- [Stated problem]:
Your answer must consist solely of the number of lines that contain the word "name".

- [Task inputs]:

--- START ---

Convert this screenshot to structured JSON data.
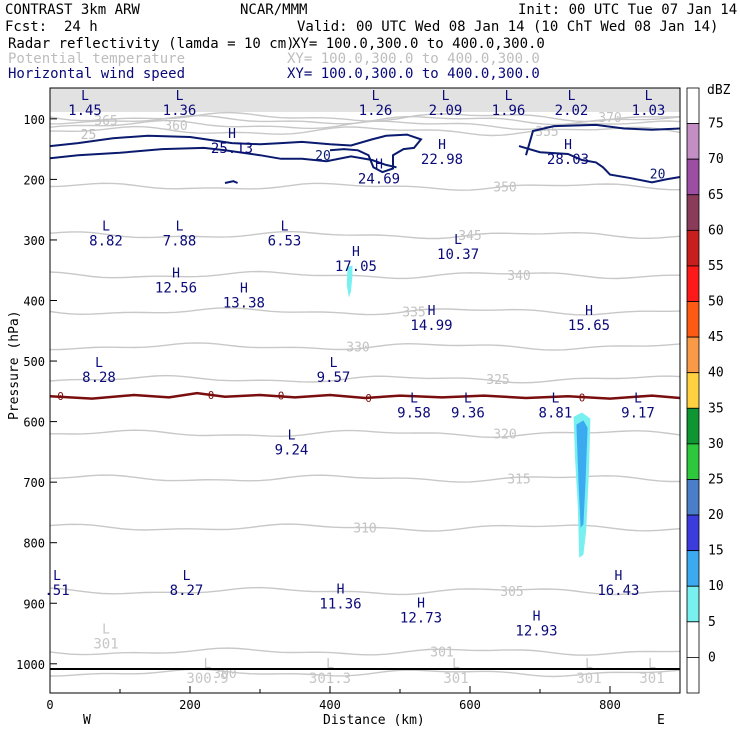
{
  "header": {
    "model": "CONTRAST   3km ARW",
    "org": "NCAR/MMM",
    "init": "Init: 00 UTC Tue 07 Jan 14",
    "fcst_label": "Fcst:",
    "fcst_value": "24 h",
    "valid": "Valid: 00 UTC Wed 08 Jan 14 (10 ChT Wed 08 Jan 14)",
    "fields": [
      {
        "name": "Radar reflectivity (lamda = 10 cm)",
        "xy": "XY= 100.0,300.0 to 400.0,300.0",
        "color": "#000000"
      },
      {
        "name": "Potential temperature",
        "xy": "XY= 100.0,300.0 to 400.0,300.0",
        "color": "#bdbdbd"
      },
      {
        "name": "Horizontal wind speed",
        "xy": "XY= 100.0,300.0 to 400.0,300.0",
        "color": "#0a0a7a"
      }
    ]
  },
  "chart_data": {
    "type": "cross-section contour",
    "xlabel": "Distance (km)",
    "ylabel": "Pressure (hPa)",
    "xlim": [
      0,
      900
    ],
    "ylim": [
      1050,
      55
    ],
    "xticks": [
      0,
      200,
      400,
      600,
      800
    ],
    "yticks": [
      100,
      200,
      300,
      400,
      500,
      600,
      700,
      800,
      900,
      1000
    ],
    "x_ends": {
      "left": "W",
      "right": "E"
    },
    "colorbar": {
      "unit": "dBZ",
      "levels": [
        75,
        70,
        65,
        60,
        55,
        50,
        45,
        40,
        35,
        30,
        25,
        20,
        15,
        10,
        5,
        0
      ],
      "colors": [
        "#ffffff",
        "#c38ec3",
        "#9c4ea3",
        "#8a3b5a",
        "#c81e1e",
        "#ff1a1a",
        "#ff5a14",
        "#fa9a46",
        "#ffd040",
        "#0f9632",
        "#2dc83c",
        "#4a7ec8",
        "#3c3cdc",
        "#3caaf0",
        "#78f0f0",
        "#ffffff"
      ]
    },
    "theta_contours": [
      {
        "label": "370",
        "p": 97,
        "x": 800
      },
      {
        "label": "365",
        "p": 102,
        "x": 80
      },
      {
        "label": "360",
        "p": 110,
        "x": 180
      },
      {
        "label": "355",
        "p": 120,
        "x": 710
      },
      {
        "label": "350",
        "p": 212,
        "x": 650
      },
      {
        "label": "345",
        "p": 292,
        "x": 600
      },
      {
        "label": "340",
        "p": 358,
        "x": 670
      },
      {
        "label": "335",
        "p": 418,
        "x": 520
      },
      {
        "label": "330",
        "p": 476,
        "x": 440
      },
      {
        "label": "325",
        "p": 530,
        "x": 640
      },
      {
        "label": "320",
        "p": 620,
        "x": 650
      },
      {
        "label": "315",
        "p": 694,
        "x": 670
      },
      {
        "label": "310",
        "p": 775,
        "x": 450
      },
      {
        "label": "305",
        "p": 880,
        "x": 660
      },
      {
        "label": "301",
        "p": 980,
        "x": 560
      },
      {
        "label": "300",
        "p": 1015,
        "x": 250
      }
    ],
    "wind_contours": [
      {
        "value": 25,
        "label": "25"
      },
      {
        "value": 20,
        "label": "20"
      },
      {
        "value": 0,
        "label": "0"
      }
    ],
    "annotations": [
      {
        "type": "L",
        "value": "1.45",
        "x": 50,
        "p": 72,
        "color": "#0a0a7a"
      },
      {
        "type": "L",
        "value": "1.36",
        "x": 185,
        "p": 72,
        "color": "#0a0a7a"
      },
      {
        "type": "L",
        "value": "1.26",
        "x": 465,
        "p": 72,
        "color": "#0a0a7a"
      },
      {
        "type": "L",
        "value": "2.09",
        "x": 565,
        "p": 72,
        "color": "#0a0a7a"
      },
      {
        "type": "L",
        "value": "1.96",
        "x": 655,
        "p": 72,
        "color": "#0a0a7a"
      },
      {
        "type": "L",
        "value": "2.02",
        "x": 745,
        "p": 72,
        "color": "#0a0a7a"
      },
      {
        "type": "L",
        "value": "1.03",
        "x": 855,
        "p": 72,
        "color": "#0a0a7a"
      },
      {
        "type": "H",
        "value": "25.13",
        "x": 260,
        "p": 135,
        "color": "#0a0a7a"
      },
      {
        "type": "H",
        "value": "22.98",
        "x": 560,
        "p": 153,
        "color": "#0a0a7a"
      },
      {
        "type": "H",
        "value": "28.03",
        "x": 740,
        "p": 153,
        "color": "#0a0a7a"
      },
      {
        "type": "H",
        "value": "24.69",
        "x": 470,
        "p": 185,
        "color": "#0a0a7a"
      },
      {
        "type": "L",
        "value": "8.82",
        "x": 80,
        "p": 288,
        "color": "#0a0a7a"
      },
      {
        "type": "L",
        "value": "7.88",
        "x": 185,
        "p": 288,
        "color": "#0a0a7a"
      },
      {
        "type": "L",
        "value": "6.53",
        "x": 335,
        "p": 288,
        "color": "#0a0a7a"
      },
      {
        "type": "L",
        "value": "10.37",
        "x": 583,
        "p": 310,
        "color": "#0a0a7a"
      },
      {
        "type": "H",
        "value": "17.05",
        "x": 437,
        "p": 330,
        "color": "#0a0a7a"
      },
      {
        "type": "H",
        "value": "12.56",
        "x": 180,
        "p": 365,
        "color": "#0a0a7a"
      },
      {
        "type": "H",
        "value": "13.38",
        "x": 277,
        "p": 390,
        "color": "#0a0a7a"
      },
      {
        "type": "H",
        "value": "14.99",
        "x": 545,
        "p": 427,
        "color": "#0a0a7a"
      },
      {
        "type": "H",
        "value": "15.65",
        "x": 770,
        "p": 427,
        "color": "#0a0a7a"
      },
      {
        "type": "L",
        "value": "8.28",
        "x": 70,
        "p": 513,
        "color": "#0a0a7a"
      },
      {
        "type": "L",
        "value": "9.57",
        "x": 405,
        "p": 513,
        "color": "#0a0a7a"
      },
      {
        "type": "L",
        "value": "9.58",
        "x": 520,
        "p": 572,
        "color": "#0a0a7a"
      },
      {
        "type": "L",
        "value": "9.36",
        "x": 597,
        "p": 572,
        "color": "#0a0a7a"
      },
      {
        "type": "L",
        "value": "8.81",
        "x": 722,
        "p": 572,
        "color": "#0a0a7a"
      },
      {
        "type": "L",
        "value": "9.17",
        "x": 840,
        "p": 572,
        "color": "#0a0a7a"
      },
      {
        "type": "L",
        "value": "9.24",
        "x": 345,
        "p": 633,
        "color": "#0a0a7a"
      },
      {
        "type": "L",
        "value": ".51",
        "x": 10,
        "p": 865,
        "color": "#0a0a7a"
      },
      {
        "type": "L",
        "value": "8.27",
        "x": 195,
        "p": 865,
        "color": "#0a0a7a"
      },
      {
        "type": "H",
        "value": "16.43",
        "x": 812,
        "p": 865,
        "color": "#0a0a7a"
      },
      {
        "type": "H",
        "value": "11.36",
        "x": 415,
        "p": 887,
        "color": "#0a0a7a"
      },
      {
        "type": "H",
        "value": "12.73",
        "x": 530,
        "p": 910,
        "color": "#0a0a7a"
      },
      {
        "type": "H",
        "value": "12.93",
        "x": 695,
        "p": 932,
        "color": "#0a0a7a"
      },
      {
        "type": "L",
        "value": "301",
        "x": 80,
        "p": 953,
        "color": "#c6c6c6"
      },
      {
        "type": "L",
        "value": "301.3",
        "x": 400,
        "p": 1010,
        "color": "#c6c6c6"
      },
      {
        "type": "L",
        "value": "301",
        "x": 580,
        "p": 1010,
        "color": "#c6c6c6"
      },
      {
        "type": "L",
        "value": "301",
        "x": 770,
        "p": 1010,
        "color": "#c6c6c6"
      },
      {
        "type": "L",
        "value": "301",
        "x": 860,
        "p": 1010,
        "color": "#c6c6c6"
      },
      {
        "type": "L",
        "value": "300.9",
        "x": 225,
        "p": 1010,
        "color": "#c6c6c6"
      }
    ]
  }
}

--- END ---

- [Solution]:
3